Que fait la France dans cette bataille sur les réseaux ?

L’Anssi a rapidement appelé à renforcer la vigilance numérique. « Si les combats en Ukraine sont principalement conventionnels », l’agence française de cybersécurité constatait « l’usage de cyberattaques dans le cadre du conflit. Dans un espace numérique sans frontières, ces cyberattaques peuvent affecter des entités françaises et il convient sans céder à la panique de l’anticiper et de s’y préparer ».  

Si la France soutient activement l’Ukraine, elle n’est toutefois pas une belligérante directe du conflit. C’est ce qui explique la communication de la cyber armée française. Le ComCyber a simplement indiqué avoir renforcé ses moyens de cyberdéfense. Mais on peut supposer que l’Hexagone participe aux cruciaux échanges d’informations avec l’Ukraine sur la menace cyber russe. Ce dialogue soutenu entre alliés serait l’un des facteurs ayant boosté la cyber résistance ukrainienne. On peut enfin imaginer que la DGSE, le service de renseignement extérieur français, planche dans l’ombre depuis longtemps sur des opérations d’espionnage informatique visant la Russie.

## Données enregistrées

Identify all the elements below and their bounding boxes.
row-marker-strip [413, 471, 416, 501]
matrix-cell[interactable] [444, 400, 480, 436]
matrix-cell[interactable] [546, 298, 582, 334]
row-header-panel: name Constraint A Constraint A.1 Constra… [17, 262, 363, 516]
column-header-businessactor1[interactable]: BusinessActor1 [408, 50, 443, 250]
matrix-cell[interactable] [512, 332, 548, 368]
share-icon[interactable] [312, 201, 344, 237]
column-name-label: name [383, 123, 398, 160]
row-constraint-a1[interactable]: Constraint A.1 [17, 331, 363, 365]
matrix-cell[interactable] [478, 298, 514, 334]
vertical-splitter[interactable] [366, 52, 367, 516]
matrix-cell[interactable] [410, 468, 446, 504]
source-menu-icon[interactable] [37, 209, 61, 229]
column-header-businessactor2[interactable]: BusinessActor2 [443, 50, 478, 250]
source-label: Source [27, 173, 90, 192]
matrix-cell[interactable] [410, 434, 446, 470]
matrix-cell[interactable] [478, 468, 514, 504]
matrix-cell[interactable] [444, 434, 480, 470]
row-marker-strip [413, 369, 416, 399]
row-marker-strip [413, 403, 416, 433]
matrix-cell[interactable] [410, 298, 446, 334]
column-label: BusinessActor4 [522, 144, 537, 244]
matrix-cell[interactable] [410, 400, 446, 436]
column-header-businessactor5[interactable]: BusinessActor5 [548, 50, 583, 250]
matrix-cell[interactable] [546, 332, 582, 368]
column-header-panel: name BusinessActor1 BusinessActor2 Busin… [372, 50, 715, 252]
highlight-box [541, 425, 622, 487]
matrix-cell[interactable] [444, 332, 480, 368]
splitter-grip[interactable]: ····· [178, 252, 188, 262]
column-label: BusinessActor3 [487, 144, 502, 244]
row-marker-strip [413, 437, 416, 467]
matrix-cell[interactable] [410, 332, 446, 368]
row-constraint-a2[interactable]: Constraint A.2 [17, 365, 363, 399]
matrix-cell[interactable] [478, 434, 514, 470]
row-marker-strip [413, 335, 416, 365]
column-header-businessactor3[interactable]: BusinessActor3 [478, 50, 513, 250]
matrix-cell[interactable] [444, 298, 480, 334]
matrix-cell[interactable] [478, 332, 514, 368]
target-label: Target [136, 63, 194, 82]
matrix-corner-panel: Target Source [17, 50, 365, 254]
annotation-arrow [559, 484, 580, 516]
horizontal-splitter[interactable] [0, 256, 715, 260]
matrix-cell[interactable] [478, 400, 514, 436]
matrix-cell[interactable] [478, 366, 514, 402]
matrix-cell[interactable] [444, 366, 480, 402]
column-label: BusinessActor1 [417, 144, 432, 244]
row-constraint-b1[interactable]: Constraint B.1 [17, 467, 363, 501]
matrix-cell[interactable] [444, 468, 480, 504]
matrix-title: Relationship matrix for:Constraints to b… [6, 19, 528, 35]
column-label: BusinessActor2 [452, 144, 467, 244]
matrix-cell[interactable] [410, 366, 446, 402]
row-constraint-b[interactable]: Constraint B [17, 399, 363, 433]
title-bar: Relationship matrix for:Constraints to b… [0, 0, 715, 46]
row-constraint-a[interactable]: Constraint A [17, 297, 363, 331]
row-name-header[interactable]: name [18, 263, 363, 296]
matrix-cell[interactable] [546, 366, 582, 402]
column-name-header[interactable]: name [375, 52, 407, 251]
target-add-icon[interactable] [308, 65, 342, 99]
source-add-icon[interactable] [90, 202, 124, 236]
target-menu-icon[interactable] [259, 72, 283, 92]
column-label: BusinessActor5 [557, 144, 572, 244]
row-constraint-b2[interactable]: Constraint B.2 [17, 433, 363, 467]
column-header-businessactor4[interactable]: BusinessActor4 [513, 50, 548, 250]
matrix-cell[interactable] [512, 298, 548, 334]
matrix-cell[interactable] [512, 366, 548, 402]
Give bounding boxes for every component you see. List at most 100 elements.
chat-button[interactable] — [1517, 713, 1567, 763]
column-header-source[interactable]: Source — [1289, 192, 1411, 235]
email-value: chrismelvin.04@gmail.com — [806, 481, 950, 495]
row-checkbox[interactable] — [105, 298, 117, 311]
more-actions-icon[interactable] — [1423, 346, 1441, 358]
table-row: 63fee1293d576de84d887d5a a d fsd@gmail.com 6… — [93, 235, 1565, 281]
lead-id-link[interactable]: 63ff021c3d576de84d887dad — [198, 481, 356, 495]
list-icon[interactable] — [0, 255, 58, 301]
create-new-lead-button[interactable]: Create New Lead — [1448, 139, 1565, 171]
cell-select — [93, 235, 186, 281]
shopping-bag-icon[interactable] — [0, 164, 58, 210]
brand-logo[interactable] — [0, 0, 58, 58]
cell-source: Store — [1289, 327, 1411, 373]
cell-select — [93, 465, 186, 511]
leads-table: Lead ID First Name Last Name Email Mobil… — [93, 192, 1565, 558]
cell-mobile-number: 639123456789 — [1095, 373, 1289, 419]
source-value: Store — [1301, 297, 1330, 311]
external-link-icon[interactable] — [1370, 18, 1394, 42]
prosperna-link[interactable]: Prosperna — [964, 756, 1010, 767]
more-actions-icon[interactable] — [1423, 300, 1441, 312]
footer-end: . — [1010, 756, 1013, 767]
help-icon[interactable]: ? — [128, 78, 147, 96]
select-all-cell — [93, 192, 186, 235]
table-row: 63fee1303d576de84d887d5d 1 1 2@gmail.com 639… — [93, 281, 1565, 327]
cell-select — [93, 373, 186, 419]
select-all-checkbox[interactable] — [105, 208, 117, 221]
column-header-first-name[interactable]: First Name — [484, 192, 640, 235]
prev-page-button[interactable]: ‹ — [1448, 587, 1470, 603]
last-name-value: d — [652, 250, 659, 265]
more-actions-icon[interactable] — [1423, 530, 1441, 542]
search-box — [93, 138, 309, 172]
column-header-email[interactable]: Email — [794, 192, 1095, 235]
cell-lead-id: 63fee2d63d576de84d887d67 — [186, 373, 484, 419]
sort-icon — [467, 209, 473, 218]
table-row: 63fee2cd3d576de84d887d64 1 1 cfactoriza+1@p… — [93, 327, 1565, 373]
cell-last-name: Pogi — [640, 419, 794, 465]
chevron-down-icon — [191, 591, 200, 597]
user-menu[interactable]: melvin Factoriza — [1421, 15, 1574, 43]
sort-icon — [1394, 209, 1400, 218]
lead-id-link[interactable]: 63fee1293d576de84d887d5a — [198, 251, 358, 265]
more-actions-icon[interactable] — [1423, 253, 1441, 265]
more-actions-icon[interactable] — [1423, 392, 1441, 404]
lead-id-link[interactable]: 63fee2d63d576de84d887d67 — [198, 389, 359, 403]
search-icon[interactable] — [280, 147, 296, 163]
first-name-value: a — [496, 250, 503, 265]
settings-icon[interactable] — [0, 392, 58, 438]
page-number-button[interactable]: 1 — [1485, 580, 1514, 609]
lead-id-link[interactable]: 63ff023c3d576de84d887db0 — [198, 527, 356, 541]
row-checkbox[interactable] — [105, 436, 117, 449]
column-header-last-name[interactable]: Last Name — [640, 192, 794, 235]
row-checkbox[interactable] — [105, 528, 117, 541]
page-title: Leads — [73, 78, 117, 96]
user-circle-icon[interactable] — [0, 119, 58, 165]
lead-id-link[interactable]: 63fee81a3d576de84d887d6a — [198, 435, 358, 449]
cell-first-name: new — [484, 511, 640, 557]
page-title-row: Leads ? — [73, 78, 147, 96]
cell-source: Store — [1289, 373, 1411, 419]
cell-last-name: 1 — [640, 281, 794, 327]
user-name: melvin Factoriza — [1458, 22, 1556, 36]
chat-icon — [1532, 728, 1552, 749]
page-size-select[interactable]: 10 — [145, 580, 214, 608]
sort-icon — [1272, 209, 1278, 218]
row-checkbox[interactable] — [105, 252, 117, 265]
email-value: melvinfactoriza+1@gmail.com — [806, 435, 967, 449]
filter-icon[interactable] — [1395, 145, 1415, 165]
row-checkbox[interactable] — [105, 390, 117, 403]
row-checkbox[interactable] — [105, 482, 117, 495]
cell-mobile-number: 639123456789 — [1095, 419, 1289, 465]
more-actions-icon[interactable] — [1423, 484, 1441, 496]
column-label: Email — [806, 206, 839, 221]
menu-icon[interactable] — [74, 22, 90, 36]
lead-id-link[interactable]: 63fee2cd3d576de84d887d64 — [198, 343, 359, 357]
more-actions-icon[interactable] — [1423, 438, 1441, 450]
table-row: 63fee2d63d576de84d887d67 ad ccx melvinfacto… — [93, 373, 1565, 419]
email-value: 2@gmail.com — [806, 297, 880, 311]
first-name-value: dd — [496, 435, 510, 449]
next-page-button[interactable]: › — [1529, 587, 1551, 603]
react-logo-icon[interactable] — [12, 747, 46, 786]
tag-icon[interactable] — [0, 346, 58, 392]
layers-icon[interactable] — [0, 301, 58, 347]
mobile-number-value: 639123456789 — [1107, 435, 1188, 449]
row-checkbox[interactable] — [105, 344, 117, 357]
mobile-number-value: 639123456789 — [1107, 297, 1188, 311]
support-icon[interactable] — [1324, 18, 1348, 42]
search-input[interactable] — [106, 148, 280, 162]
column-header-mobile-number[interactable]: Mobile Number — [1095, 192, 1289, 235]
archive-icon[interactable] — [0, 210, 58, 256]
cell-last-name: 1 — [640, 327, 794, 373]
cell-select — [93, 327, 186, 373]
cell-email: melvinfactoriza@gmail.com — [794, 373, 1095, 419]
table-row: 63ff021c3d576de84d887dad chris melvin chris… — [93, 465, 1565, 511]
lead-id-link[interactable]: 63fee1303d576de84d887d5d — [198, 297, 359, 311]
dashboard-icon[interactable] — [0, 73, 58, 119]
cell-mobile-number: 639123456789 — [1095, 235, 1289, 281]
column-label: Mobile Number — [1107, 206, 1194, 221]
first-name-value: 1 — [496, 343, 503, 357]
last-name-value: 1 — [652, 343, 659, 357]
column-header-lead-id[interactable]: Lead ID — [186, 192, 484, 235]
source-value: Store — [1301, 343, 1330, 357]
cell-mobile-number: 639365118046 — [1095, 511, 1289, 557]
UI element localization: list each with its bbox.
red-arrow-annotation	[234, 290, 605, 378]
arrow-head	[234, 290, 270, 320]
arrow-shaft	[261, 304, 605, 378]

## Votre travail
1. D'après le texte sur la France et la cyberguerre en Ukraine, qu'a indiqué le ComCyber ?
2. Reprenez le texte sur la France et la cyberguerre en Ukraine à la suite de sa dernière phrase et poursuivez-le.

## Réponses attendues
1. Le ComCyber a indiqué avoir renforcé ses moyens de cyberdéfense.

2.
Y a-t-il eu des ripostes liées à la cyberguerre ?

La Russie a déjà menacé, sans donner plus de précisions, d’une éventuelle extension du conflit. Après les déclarations des officiels Américains mentionnant l’action des cybertroupes de Washington, la Fédération de Russie a en effet indiqué ne pas laisser « d’action agressive sans réponse », pointant la militarisation du cyberespace par l’Occident.

Vladimir Poutine avait dénoncé également des cyberattaques menées par « des structures étatiques ». Dans un communiqué datant d’avril, repéré par Le Monde, un officiel russe avait averti: « Celui qui sème le cybervent récoltera la cybertempête ». Mais on n’en sait guère plus pour le moment. Les attaques par rançongiciel sont l’une des formes attendues de la riposte russe. Cependant, cette activité criminelle est pour le moment plutôt chahutée par la guerre.

Vladimir Poutine pourrait assouplir les régulations sur les crypto-monnaies pour contourner les sanctions économiques // Source : Kremlin
Le chef de la Fédération de Russie, Vladimir Poutine // Source : Kremlin

Pourquoi n’y a-t-il pas eu de cyber-Armaggedon?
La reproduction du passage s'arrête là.